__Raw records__
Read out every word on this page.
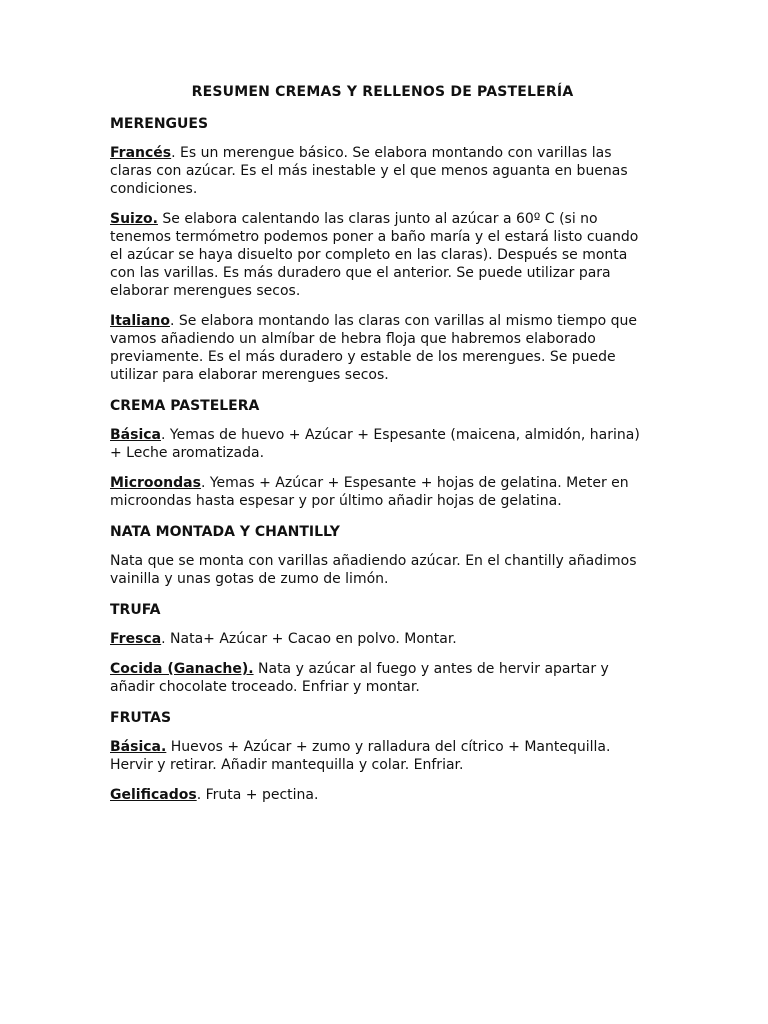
RESUMEN CREMAS Y RELLENOS DE PASTELERÍA
MERENGUES

Francés. Es un merengue básico. Se elabora montando con varillas las claras con azúcar. Es el más inestable y el que menos aguanta en buenas condiciones.

Suizo. Se elabora calentando las claras junto al azúcar a 60º C (si no tenemos termómetro podemos poner a baño maría y el estará listo cuando el azúcar se haya disuelto por completo en las claras). Después se monta con las varillas. Es más duradero que el anterior. Se puede utilizar para elaborar merengues secos.

Italiano. Se elabora montando las claras con varillas al mismo tiempo que vamos añadiendo un almíbar de hebra floja que habremos elaborado previamente. Es el más duradero y estable de los merengues. Se puede utilizar para elaborar merengues secos.

CREMA PASTELERA

Básica. Yemas de huevo + Azúcar + Espesante (maicena, almidón, harina) + Leche aromatizada.

Microondas. Yemas + Azúcar + Espesante + hojas de gelatina. Meter en microondas hasta espesar y por último añadir hojas de gelatina.

NATA MONTADA Y CHANTILLY

Nata que se monta con varillas añadiendo azúcar. En el chantilly añadimos vainilla y unas gotas de zumo de limón.

TRUFA

Fresca. Nata+ Azúcar + Cacao en polvo. Montar.

Cocida (Ganache). Nata y azúcar al fuego y antes de hervir apartar y añadir chocolate troceado. Enfriar y montar.

FRUTAS

Básica. Huevos + Azúcar + zumo y ralladura del cítrico + Mantequilla. Hervir y retirar. Añadir mantequilla y colar. Enfriar.

Gelificados. Fruta + pectina.
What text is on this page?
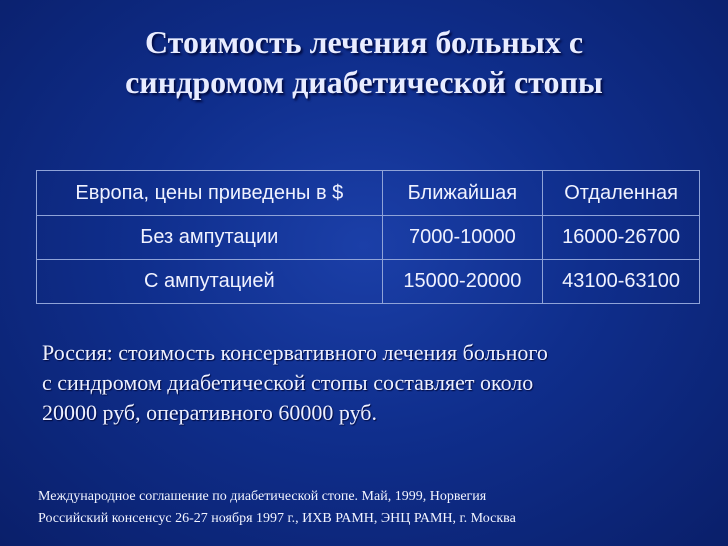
Стоимость лечения больных с
синдромом диабетической стопы
Европа, цены приведены в $	Ближайшая	Отдаленная
Без ампутации	7000-10000	16000-26700
С ампутацией	15000-20000	43100-63100
Россия: стоимость консервативного лечения больного
с синдромом диабетической стопы составляет около
20000 руб, оперативного 60000 руб.
Международное соглашение по диабетической стопе. Май, 1999, Норвегия
Российский консенсус 26-27 ноября 1997 г., ИХВ РАМН, ЭНЦ РАМН, г. Москва
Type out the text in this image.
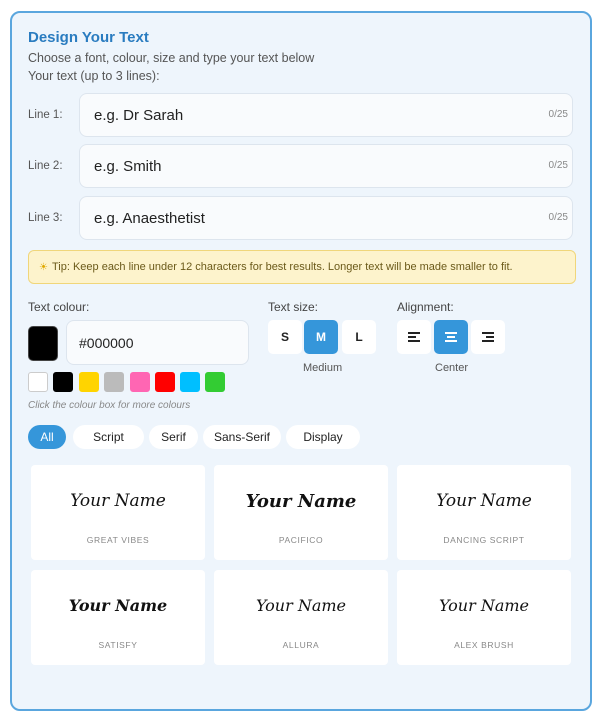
Design Your Text
Choose a font, colour, size and type your text below
Your text (up to 3 lines):
Line 1:
e.g. Dr Sarah	0/25
Line 2:
e.g. Smith	0/25
Line 3:
e.g. Anaesthetist	0/25
☀ Tip: Keep each line under 12 characters for best results. Longer text will be made smaller to fit.
Text colour:
#000000
Click the colour box for more colours
Text size:
S	M	L
Medium
Alignment:
Center
All	Script	Serif	Sans-Serif	Display
Your Name
GREAT VIBES
Your Name
PACIFICO
Your Name
DANCING SCRIPT
Your Name
SATISFY
Your Name
ALLURA
Your Name
ALEX BRUSH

__WHAT NEEDS TO BE DONE__
Exactly reproduce the entries above, minus the pictures.

__FINAL RESULT__
Read out every word on this page.
RESUMEN CREMAS Y RELLENOS DE PASTELERÍA
MERENGUES

Francés. Es un merengue básico. Se elabora montando con varillas las claras con azúcar. Es el más inestable y el que menos aguanta en buenas condiciones.

Suizo. Se elabora calentando las claras junto al azúcar a 60º C (si no tenemos termómetro podemos poner a baño maría y el estará listo cuando el azúcar se haya disuelto por completo en las claras). Después se monta con las varillas. Es más duradero que el anterior. Se puede utilizar para elaborar merengues secos.

Italiano. Se elabora montando las claras con varillas al mismo tiempo que vamos añadiendo un almíbar de hebra floja que habremos elaborado previamente. Es el más duradero y estable de los merengues. Se puede utilizar para elaborar merengues secos.

CREMA PASTELERA

Básica. Yemas de huevo + Azúcar + Espesante (maicena, almidón, harina) + Leche aromatizada.

Microondas. Yemas + Azúcar + Espesante + hojas de gelatina. Meter en microondas hasta espesar y por último añadir hojas de gelatina.

NATA MONTADA Y CHANTILLY

Nata que se monta con varillas añadiendo azúcar. En el chantilly añadimos vainilla y unas gotas de zumo de limón.

TRUFA

Fresca. Nata+ Azúcar + Cacao en polvo. Montar.

Cocida (Ganache). Nata y azúcar al fuego y antes de hervir apartar y añadir chocolate troceado. Enfriar y montar.

FRUTAS

Básica. Huevos + Azúcar + zumo y ralladura del cítrico + Mantequilla. Hervir y retirar. Añadir mantequilla y colar. Enfriar.

Gelificados. Fruta + pectina.
What text is on this page?
Стоимость лечения больных с
синдромом диабетической стопы
Европа, цены приведены в $	Ближайшая	Отдаленная
Без ампутации	7000-10000	16000-26700
С ампутацией	15000-20000	43100-63100
Россия: стоимость консервативного лечения больного
с синдромом диабетической стопы составляет около
20000 руб, оперативного 60000 руб.
Международное соглашение по диабетической стопе. Май, 1999, Норвегия
Российский консенсус 26-27 ноября 1997 г., ИХВ РАМН, ЭНЦ РАМН, г. Москва
Type out the text in this image.
Design Your Text
Choose a font, colour, size and type your text below
Your text (up to 3 lines):
Line 1:
e.g. Dr Sarah	0/25
Line 2:
e.g. Smith	0/25
Line 3:
e.g. Anaesthetist	0/25
☀ Tip: Keep each line under 12 characters for best results. Longer text will be made smaller to fit.
Text colour:
#000000
Click the colour box for more colours
Text size:
S	M	L
Medium
Alignment:
Center
All	Script	Serif	Sans-Serif	Display
Your Name
GREAT VIBES
Your Name
PACIFICO
Your Name
DANCING SCRIPT
Your Name
SATISFY
Your Name
ALLURA
Your Name
ALEX BRUSH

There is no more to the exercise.